== Exercises to complete ==
1. In the Bond v. Dudley opinion, how much of the repair cost did the Bishops pay?
2. Write out the stretch of the Bond v. Dudley opinion from "April 8, 1968 ·" through "Bradley, for appellant.".

== Source excerpt ==
↓

Bond v. Dudley, 244 Ark. 568, 426 S.W.2d 780 (1968)

April 8, 1968 · Arkansas Supreme Court · 5-4506
244 Ark. 568, 426 S.W.2d 780

Ira BOND v. Paul E. DUDLEY and Roy MOORE, d/b/a Dudley & Moore Auto Sales, a partnership

5-4506

426 S. W. 2d 780

Opinion delivered April 8, 1968

[Rehearing denied May 6, 1968.]

*569 Douglas Bradley, for appellant.

H. L. Methvin and Frank Lady, for appellees.

John A. Fogleman, Justice.

This appeal questions the priority of a security interest for purchase money of an automobile over a lien of a repairman. The judgment appealed from was entered in favor of appellees in their suit to replevy the motor vehicle from appellant. The evidence showed that appellees, used automobile dealers, sold the car to Randall and Deena (Dinky) Bishop on April 12, 1965 for $1,237.53, payable at $12.50 per week. A title retaining contract signed by the Bishops was filed with the Motor Vehicle Division of the Arkansas Revenue Department, and the certificate of title dated June 17, 1965, reflected a lien in favor of ap-pellees. Subsequently, on January 8, 1966, without the knowledge or consent of appellees, the purchasers had repair work done by appellant. The total cost of the parts and labor was $140.97, of which the Bishops paid only $20. Appellant kept the vehicle in his possession until February 14, 1966, when it was taken on the writ issued on the complaint of appellees. Appellant asserted his lien and prayed for the return of the vehicle or its value.

As his first ground for reversal, appellant asserts that the Uniform Commercial Code gives priority to his lien over the claim of appellees. In order to determine the question thus posed, it becomes necessary that we examine pertinent sections from the Secured Transactions Chapter of the Uniform Commercial Code. Ark. Stat. Ann. § 85-9-310 (Add. 1961) reads as follows:

“When a person in the ordinary course of his business furnishes services or materials with respect to goods subject to a security interest, a lien upon *570goods in the possession of such person given by statute or rule of law for such materials or services takes priority over a perfected security interest unless the lien is statutory and the statute expressly provides otherwise.”

Section 85-9-102(2) provides:

“This Article [chapter] applies to security interests created by contract including pledge, assignment, chattel mortgage, chattel trust, trust deed, factor’s lien, equipment trust, conditional sale, trust receipt, other lien or title retention contract and lease or consignment intended as security. This Article [chapter] does not apply to statutory liens except as provided in Section 9-310 [§ 85-9-310].”

↑

== Data provided ==
↓

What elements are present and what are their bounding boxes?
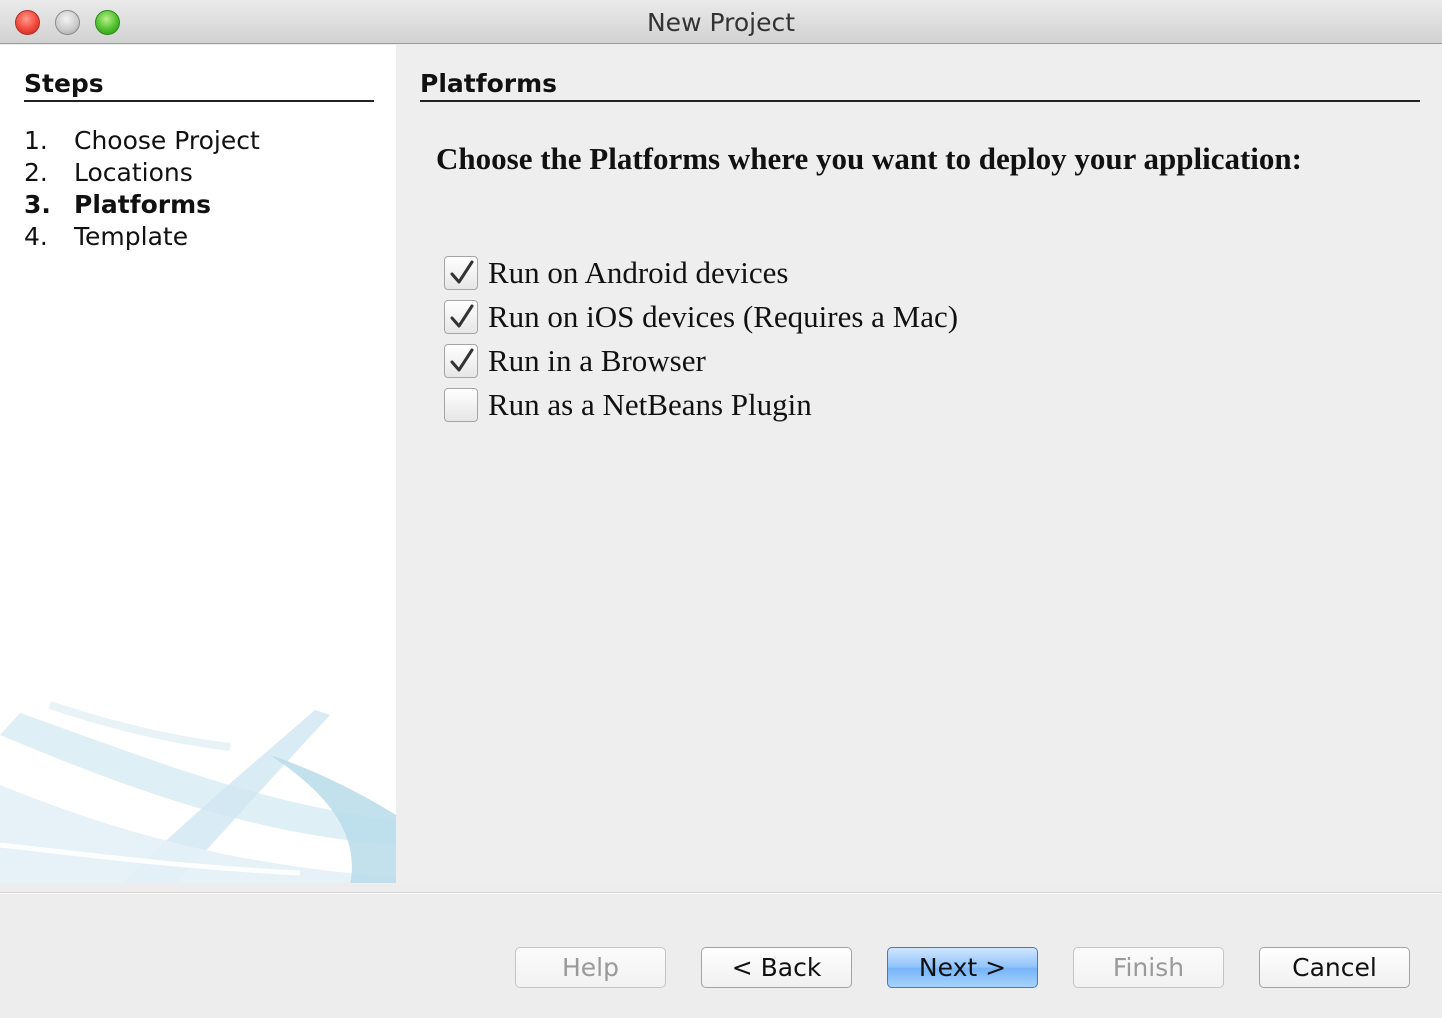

↑

== Solution set ==
1. $20 of the $140.97 total

2.
April 8, 1968 · Arkansas Supreme Court · 5-4506
244 Ark. 568, 426 S.W.2d 780

Ira BOND v. Paul E. DUDLEY and Roy MOORE, d/b/a Dudley & Moore Auto Sales, a partnership

5-4506

426 S. W. 2d 780

Opinion delivered April 8, 1968

[Rehearing denied May 6, 1968.]

*569 Douglas Bradley, for appellant.